> **What the task asks**:
Look through the data below. Show each line where the string "this" occurs.
########
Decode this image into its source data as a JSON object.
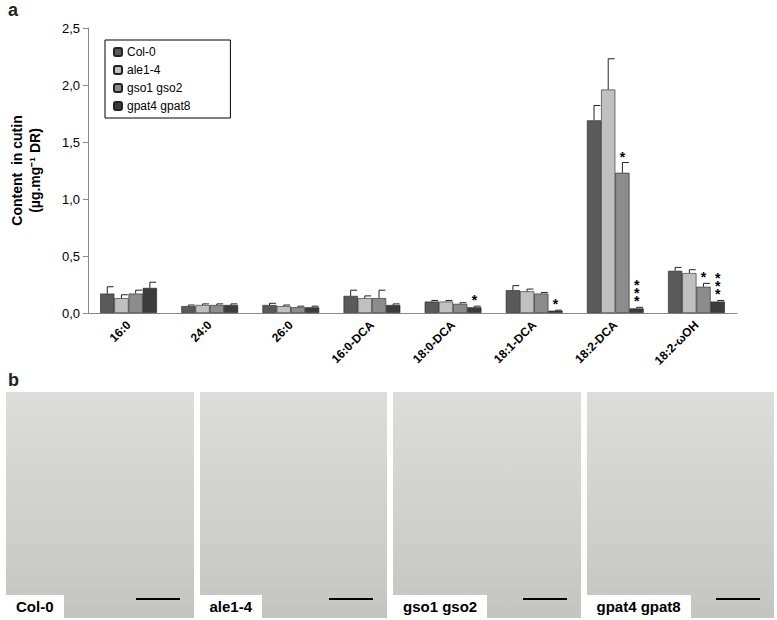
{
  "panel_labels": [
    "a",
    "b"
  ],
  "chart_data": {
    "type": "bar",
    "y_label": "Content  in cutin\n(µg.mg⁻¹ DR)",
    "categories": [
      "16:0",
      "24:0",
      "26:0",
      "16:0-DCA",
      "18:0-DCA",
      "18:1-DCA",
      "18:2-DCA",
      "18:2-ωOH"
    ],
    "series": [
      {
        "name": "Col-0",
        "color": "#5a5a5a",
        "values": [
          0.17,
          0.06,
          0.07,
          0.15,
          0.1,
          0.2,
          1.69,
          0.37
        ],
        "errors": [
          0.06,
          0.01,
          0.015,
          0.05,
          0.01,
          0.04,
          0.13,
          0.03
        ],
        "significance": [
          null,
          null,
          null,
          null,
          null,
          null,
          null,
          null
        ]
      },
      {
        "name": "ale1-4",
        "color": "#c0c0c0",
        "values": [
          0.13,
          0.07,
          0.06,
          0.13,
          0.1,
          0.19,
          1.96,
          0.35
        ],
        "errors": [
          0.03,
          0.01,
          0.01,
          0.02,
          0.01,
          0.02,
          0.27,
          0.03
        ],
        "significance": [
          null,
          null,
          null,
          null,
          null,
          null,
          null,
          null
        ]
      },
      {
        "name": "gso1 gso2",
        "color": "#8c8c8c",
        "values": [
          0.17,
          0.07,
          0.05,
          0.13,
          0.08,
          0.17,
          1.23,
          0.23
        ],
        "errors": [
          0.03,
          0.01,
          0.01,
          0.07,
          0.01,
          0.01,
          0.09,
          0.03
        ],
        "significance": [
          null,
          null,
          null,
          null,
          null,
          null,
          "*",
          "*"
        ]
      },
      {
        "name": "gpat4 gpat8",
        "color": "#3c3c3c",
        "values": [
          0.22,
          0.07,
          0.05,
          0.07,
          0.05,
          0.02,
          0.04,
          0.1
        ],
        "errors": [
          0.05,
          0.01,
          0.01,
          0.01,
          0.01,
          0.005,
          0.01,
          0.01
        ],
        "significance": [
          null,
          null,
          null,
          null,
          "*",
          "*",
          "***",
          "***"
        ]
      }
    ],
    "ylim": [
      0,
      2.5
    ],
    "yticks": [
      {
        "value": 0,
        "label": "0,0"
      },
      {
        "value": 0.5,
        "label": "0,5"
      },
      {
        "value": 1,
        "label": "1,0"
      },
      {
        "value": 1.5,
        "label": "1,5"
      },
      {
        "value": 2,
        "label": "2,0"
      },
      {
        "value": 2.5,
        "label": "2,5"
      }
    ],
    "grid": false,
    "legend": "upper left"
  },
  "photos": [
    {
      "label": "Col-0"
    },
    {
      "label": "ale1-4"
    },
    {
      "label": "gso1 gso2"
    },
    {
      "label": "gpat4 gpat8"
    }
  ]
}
########
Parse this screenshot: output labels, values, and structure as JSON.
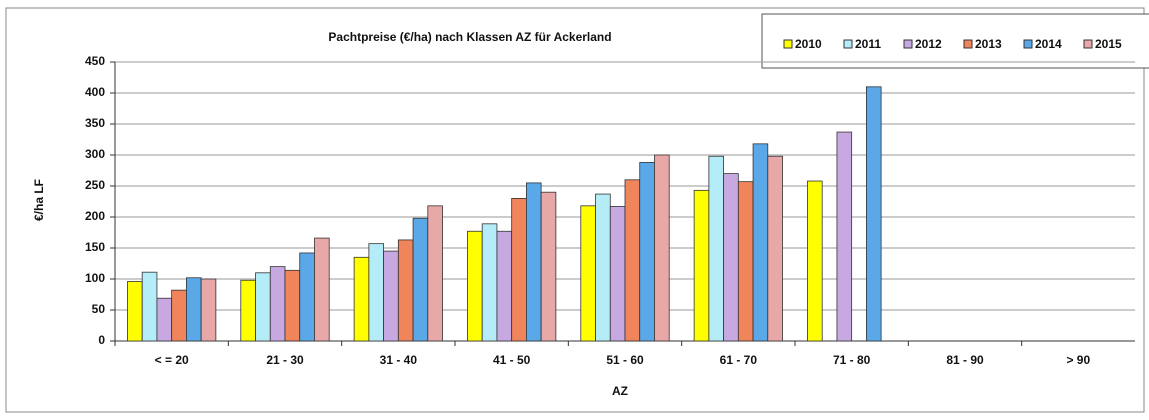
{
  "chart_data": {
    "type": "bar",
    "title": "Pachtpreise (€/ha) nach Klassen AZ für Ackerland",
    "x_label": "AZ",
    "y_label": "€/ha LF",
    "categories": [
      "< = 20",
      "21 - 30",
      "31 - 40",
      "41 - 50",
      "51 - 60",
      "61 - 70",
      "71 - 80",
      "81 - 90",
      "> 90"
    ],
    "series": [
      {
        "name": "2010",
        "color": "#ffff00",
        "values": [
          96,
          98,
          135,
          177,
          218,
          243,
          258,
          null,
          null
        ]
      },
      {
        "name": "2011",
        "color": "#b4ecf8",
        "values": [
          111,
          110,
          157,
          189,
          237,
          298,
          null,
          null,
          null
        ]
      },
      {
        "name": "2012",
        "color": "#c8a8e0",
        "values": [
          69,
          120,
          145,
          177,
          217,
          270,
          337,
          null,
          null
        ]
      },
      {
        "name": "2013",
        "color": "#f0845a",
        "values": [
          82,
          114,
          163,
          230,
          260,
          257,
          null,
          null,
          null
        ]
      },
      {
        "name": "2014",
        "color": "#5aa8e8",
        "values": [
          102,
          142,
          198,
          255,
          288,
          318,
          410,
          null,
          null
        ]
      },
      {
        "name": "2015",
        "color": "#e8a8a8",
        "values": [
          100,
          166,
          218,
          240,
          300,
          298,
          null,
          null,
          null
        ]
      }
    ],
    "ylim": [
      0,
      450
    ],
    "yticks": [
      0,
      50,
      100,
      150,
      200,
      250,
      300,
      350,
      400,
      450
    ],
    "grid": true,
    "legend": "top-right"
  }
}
########
> **Worked answer**:
Decode this image into its source data as a JSON object.
Parse this screenshot: output labels, values, and structure as JSON.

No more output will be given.